Output each entry below as it stands, leaving out every picture.

*Task inputs*.

⟨

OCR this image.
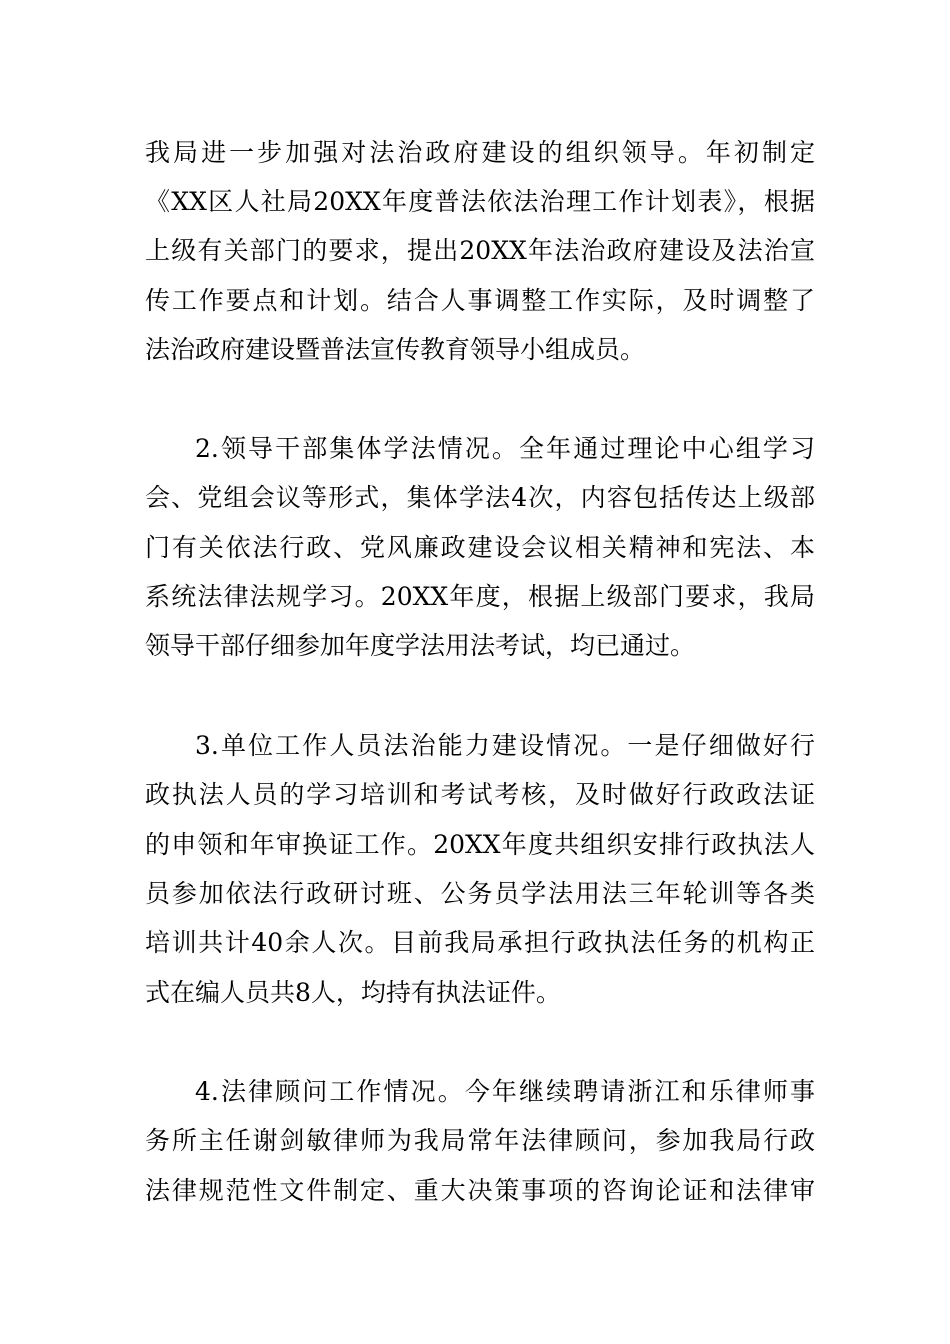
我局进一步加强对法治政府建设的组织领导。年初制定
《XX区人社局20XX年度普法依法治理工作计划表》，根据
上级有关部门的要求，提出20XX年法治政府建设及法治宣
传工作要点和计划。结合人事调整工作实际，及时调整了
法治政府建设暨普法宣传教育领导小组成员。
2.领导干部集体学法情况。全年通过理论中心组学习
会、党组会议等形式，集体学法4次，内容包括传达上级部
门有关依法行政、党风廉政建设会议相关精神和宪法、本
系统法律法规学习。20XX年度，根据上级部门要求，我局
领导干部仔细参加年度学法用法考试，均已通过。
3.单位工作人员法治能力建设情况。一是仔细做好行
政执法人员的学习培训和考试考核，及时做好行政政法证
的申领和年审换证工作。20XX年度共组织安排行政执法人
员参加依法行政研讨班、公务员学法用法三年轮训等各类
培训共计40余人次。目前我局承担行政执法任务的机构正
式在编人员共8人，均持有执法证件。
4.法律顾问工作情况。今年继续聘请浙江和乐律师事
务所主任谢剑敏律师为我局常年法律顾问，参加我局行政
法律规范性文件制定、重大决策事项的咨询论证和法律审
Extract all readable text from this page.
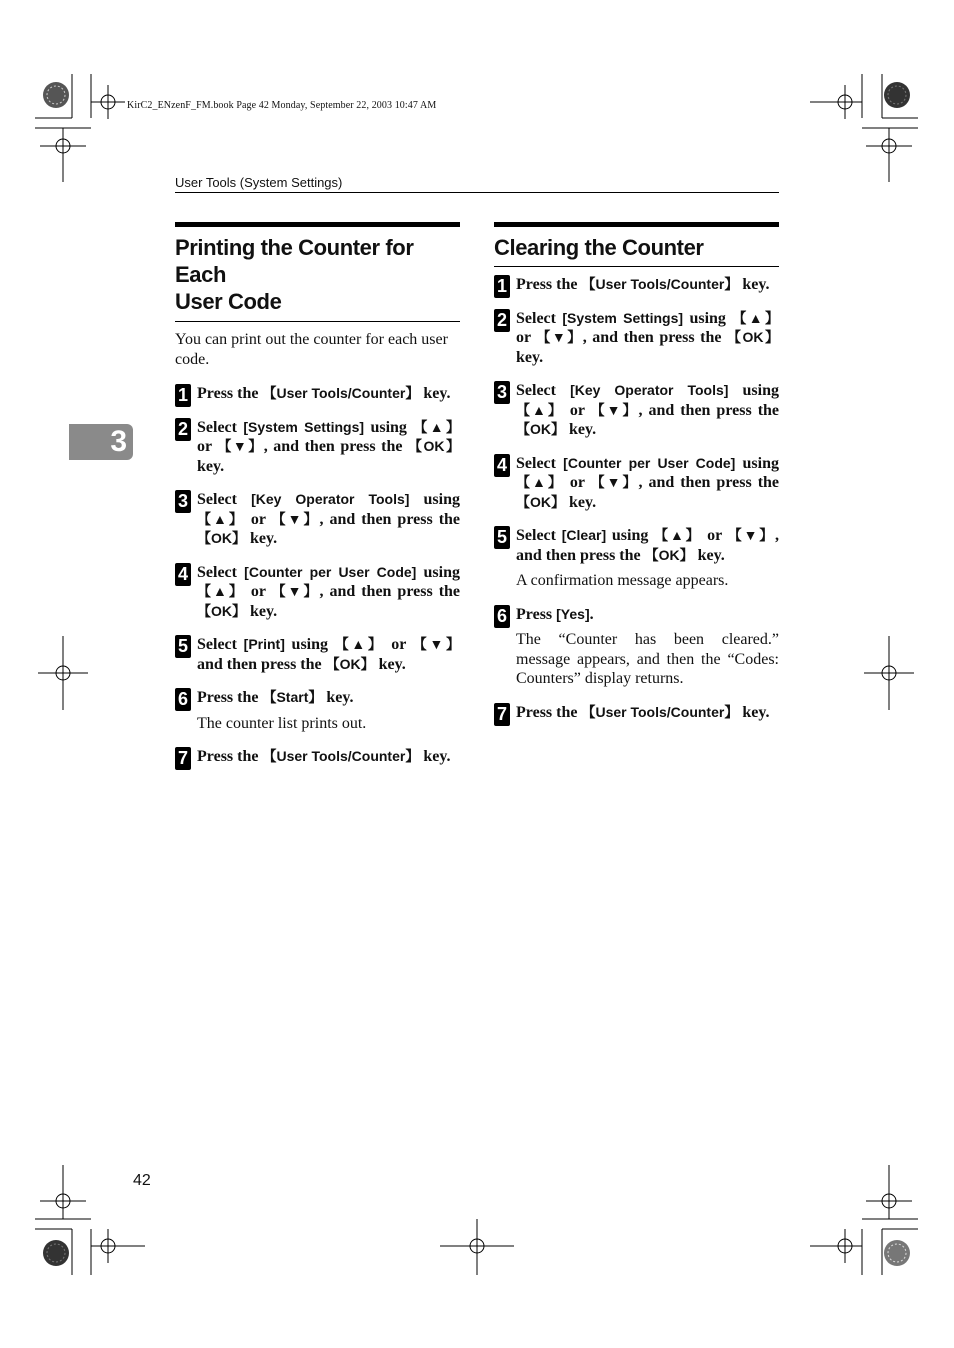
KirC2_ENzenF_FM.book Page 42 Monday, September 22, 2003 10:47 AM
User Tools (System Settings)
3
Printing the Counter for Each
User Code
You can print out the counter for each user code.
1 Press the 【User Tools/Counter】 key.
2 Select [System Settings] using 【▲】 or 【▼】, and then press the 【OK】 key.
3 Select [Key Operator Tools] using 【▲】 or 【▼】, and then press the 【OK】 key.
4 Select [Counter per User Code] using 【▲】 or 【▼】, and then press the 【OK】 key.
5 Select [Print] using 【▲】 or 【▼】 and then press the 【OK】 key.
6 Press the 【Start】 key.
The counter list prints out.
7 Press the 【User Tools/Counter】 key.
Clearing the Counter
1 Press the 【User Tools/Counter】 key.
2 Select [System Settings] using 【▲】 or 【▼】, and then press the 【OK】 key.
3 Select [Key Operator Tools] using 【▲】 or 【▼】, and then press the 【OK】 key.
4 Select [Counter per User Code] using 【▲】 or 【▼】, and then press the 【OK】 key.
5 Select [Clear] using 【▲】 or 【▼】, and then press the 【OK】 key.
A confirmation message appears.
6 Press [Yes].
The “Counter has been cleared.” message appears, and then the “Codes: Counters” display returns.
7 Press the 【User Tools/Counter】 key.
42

⟩

*Finished answer*.
OCR this image.
我局进一步加强对法治政府建设的组织领导。年初制定
《XX区人社局20XX年度普法依法治理工作计划表》，根据
上级有关部门的要求，提出20XX年法治政府建设及法治宣
传工作要点和计划。结合人事调整工作实际，及时调整了
法治政府建设暨普法宣传教育领导小组成员。
2.领导干部集体学法情况。全年通过理论中心组学习
会、党组会议等形式，集体学法4次，内容包括传达上级部
门有关依法行政、党风廉政建设会议相关精神和宪法、本
系统法律法规学习。20XX年度，根据上级部门要求，我局
领导干部仔细参加年度学法用法考试，均已通过。
3.单位工作人员法治能力建设情况。一是仔细做好行
政执法人员的学习培训和考试考核，及时做好行政政法证
的申领和年审换证工作。20XX年度共组织安排行政执法人
员参加依法行政研讨班、公务员学法用法三年轮训等各类
培训共计40余人次。目前我局承担行政执法任务的机构正
式在编人员共8人，均持有执法证件。
4.法律顾问工作情况。今年继续聘请浙江和乐律师事
务所主任谢剑敏律师为我局常年法律顾问，参加我局行政
法律规范性文件制定、重大决策事项的咨询论证和法律审
Extract all readable text from this page.
KirC2_ENzenF_FM.book Page 42 Monday, September 22, 2003 10:47 AM
User Tools (System Settings)
3
Printing the Counter for Each
User Code
You can print out the counter for each user code.
1 Press the 【User Tools/Counter】 key.
2 Select [System Settings] using 【▲】 or 【▼】, and then press the 【OK】 key.
3 Select [Key Operator Tools] using 【▲】 or 【▼】, and then press the 【OK】 key.
4 Select [Counter per User Code] using 【▲】 or 【▼】, and then press the 【OK】 key.
5 Select [Print] using 【▲】 or 【▼】 and then press the 【OK】 key.
6 Press the 【Start】 key.
The counter list prints out.
7 Press the 【User Tools/Counter】 key.
Clearing the Counter
1 Press the 【User Tools/Counter】 key.
2 Select [System Settings] using 【▲】 or 【▼】, and then press the 【OK】 key.
3 Select [Key Operator Tools] using 【▲】 or 【▼】, and then press the 【OK】 key.
4 Select [Counter per User Code] using 【▲】 or 【▼】, and then press the 【OK】 key.
5 Select [Clear] using 【▲】 or 【▼】, and then press the 【OK】 key.
A confirmation message appears.
6 Press [Yes].
The “Counter has been cleared.” message appears, and then the “Codes: Counters” display returns.
7 Press the 【User Tools/Counter】 key.
42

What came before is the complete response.